## Task directions:
Among the lines below, count those with "Drain". Give only the number.
═══
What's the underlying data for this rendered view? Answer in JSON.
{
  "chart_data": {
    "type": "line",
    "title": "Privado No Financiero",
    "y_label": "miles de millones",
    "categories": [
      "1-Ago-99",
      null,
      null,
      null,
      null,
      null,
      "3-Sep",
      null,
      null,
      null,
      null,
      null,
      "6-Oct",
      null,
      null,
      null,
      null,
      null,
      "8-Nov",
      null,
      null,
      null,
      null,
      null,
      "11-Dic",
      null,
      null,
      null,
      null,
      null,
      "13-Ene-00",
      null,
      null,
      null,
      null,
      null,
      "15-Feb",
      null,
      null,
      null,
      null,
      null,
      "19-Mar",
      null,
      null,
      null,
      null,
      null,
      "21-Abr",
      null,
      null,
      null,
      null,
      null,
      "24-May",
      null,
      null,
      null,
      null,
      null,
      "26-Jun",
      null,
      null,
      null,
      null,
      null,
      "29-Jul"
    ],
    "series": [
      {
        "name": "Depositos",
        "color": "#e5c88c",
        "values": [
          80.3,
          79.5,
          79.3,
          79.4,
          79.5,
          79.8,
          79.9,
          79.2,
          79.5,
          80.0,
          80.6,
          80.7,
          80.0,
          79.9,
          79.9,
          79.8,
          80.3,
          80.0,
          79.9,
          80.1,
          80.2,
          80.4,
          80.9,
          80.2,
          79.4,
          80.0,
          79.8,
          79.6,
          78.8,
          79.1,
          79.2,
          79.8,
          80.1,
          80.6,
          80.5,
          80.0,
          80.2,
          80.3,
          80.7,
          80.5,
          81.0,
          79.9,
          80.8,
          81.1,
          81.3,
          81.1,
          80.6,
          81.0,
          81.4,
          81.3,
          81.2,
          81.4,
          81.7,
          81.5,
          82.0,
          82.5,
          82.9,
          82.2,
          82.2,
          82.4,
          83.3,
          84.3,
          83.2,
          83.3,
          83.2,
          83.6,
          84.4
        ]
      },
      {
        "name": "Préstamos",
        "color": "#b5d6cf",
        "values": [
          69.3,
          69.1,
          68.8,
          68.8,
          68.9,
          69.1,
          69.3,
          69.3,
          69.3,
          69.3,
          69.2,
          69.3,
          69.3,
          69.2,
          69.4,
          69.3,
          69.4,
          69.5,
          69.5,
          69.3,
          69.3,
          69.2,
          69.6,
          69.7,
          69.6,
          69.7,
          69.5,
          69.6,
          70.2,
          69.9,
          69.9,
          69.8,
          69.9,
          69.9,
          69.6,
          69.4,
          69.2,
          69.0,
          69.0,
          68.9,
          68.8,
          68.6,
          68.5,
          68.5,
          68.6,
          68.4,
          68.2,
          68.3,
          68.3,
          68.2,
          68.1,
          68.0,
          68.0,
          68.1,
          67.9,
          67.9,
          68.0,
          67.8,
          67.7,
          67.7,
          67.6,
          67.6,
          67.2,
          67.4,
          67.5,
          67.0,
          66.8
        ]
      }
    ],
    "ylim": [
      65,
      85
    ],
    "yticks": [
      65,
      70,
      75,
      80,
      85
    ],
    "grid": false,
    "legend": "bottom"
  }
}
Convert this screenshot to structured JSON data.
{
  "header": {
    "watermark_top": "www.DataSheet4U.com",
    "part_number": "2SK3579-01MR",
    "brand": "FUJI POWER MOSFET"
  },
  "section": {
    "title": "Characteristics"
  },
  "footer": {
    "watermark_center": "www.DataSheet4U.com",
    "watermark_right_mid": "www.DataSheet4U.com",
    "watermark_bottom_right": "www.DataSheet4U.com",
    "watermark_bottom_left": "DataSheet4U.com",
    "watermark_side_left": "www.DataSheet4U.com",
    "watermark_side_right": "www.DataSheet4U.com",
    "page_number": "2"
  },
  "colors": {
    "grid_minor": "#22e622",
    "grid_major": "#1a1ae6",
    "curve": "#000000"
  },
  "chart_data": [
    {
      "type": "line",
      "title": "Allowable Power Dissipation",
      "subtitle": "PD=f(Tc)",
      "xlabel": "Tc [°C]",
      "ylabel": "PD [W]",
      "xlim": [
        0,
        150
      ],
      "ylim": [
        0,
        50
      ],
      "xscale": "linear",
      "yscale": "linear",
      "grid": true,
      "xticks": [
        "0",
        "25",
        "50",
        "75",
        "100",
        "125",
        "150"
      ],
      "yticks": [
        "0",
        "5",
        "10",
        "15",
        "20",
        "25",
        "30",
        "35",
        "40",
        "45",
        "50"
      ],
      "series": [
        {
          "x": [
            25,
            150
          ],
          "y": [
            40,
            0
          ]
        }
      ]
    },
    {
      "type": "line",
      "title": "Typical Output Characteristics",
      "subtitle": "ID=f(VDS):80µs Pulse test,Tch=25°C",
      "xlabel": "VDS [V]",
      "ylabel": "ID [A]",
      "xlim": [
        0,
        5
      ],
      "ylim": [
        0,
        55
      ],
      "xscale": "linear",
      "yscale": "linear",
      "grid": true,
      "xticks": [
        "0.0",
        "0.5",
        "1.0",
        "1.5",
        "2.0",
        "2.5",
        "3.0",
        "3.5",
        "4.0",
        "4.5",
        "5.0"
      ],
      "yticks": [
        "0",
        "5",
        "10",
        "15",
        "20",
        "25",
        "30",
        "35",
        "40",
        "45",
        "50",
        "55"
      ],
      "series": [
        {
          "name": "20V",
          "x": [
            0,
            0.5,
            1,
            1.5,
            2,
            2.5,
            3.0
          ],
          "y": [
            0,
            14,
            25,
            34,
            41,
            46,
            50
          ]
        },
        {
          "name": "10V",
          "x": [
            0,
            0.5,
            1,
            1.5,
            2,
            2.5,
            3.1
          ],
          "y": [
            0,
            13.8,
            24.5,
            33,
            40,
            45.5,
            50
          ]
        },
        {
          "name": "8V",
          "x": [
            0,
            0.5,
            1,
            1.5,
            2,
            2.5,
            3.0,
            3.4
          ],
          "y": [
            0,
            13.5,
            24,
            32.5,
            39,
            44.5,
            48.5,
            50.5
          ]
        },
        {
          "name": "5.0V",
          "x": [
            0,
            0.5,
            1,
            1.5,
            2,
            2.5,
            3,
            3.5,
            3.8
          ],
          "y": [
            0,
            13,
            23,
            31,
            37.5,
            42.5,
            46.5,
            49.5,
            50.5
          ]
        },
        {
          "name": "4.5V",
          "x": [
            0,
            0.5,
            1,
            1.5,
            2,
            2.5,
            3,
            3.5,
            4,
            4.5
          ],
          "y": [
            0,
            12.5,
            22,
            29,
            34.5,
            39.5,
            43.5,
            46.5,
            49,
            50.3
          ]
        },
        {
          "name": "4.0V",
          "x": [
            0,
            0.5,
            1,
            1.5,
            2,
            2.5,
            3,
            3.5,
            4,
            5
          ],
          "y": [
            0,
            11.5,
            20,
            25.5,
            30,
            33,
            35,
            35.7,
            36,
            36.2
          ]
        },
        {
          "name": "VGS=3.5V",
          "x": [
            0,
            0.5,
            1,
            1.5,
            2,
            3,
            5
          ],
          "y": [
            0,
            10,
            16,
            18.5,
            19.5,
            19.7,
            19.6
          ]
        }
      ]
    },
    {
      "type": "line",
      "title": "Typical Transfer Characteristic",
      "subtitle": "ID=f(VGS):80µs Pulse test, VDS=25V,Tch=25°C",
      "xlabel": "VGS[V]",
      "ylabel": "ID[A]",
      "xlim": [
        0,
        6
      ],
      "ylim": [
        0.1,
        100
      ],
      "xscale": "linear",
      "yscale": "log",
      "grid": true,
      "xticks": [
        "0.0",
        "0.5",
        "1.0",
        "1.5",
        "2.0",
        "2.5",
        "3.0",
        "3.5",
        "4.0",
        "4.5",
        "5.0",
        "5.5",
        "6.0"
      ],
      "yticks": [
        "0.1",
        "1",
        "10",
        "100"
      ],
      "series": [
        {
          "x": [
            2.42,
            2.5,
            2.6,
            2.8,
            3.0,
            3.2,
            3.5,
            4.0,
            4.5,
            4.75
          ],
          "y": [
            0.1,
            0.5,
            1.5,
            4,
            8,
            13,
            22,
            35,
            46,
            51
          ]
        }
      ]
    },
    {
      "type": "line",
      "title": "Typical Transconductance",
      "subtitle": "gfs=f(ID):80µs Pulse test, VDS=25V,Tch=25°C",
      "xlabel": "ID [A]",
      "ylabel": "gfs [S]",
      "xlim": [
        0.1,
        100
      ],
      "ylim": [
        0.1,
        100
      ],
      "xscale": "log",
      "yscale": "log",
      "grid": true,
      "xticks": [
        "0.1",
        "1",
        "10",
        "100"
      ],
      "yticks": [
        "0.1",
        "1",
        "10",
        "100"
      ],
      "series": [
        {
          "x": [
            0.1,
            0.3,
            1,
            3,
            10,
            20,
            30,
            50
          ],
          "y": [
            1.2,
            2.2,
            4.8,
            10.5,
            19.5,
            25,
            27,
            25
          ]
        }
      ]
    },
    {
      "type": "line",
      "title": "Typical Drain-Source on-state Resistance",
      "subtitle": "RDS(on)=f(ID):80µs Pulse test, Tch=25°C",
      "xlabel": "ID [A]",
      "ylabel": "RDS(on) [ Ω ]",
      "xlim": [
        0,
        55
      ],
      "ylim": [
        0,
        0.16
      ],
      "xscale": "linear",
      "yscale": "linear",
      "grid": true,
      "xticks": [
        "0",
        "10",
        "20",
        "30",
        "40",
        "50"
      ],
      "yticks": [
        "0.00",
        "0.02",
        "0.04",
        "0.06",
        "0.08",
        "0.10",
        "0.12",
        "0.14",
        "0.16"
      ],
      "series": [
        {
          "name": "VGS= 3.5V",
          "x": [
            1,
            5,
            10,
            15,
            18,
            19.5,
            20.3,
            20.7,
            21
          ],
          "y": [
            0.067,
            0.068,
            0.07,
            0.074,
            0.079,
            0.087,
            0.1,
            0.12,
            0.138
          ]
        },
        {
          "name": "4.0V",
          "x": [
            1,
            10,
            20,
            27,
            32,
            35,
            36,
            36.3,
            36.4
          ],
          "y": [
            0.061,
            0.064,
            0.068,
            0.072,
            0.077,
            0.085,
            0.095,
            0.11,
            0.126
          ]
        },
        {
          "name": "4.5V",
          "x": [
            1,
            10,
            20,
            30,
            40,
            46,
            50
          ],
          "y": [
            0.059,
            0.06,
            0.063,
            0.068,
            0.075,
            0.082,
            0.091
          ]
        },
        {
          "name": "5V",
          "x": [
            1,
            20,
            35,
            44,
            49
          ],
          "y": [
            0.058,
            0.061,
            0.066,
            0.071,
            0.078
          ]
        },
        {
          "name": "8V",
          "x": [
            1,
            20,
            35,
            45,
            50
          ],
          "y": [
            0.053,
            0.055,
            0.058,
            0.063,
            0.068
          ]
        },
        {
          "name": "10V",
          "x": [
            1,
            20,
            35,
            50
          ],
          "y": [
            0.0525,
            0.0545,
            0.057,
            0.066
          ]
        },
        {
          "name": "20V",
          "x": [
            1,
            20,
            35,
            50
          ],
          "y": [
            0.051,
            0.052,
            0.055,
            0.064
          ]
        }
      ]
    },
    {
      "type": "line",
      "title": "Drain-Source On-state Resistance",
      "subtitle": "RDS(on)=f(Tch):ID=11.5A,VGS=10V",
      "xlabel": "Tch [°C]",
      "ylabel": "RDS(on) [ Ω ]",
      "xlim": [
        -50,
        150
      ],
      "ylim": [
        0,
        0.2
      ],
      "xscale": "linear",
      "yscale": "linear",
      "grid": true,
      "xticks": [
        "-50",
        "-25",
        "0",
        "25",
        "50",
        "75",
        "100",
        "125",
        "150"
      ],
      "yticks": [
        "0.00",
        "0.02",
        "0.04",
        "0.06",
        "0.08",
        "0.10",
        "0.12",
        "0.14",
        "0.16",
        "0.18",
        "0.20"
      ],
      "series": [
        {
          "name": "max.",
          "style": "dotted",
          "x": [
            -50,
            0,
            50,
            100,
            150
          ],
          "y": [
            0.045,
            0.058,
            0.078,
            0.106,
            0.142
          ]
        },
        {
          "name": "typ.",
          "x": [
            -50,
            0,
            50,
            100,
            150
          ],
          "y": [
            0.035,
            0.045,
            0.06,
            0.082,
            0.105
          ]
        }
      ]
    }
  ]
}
═══
## Exercise solution:
2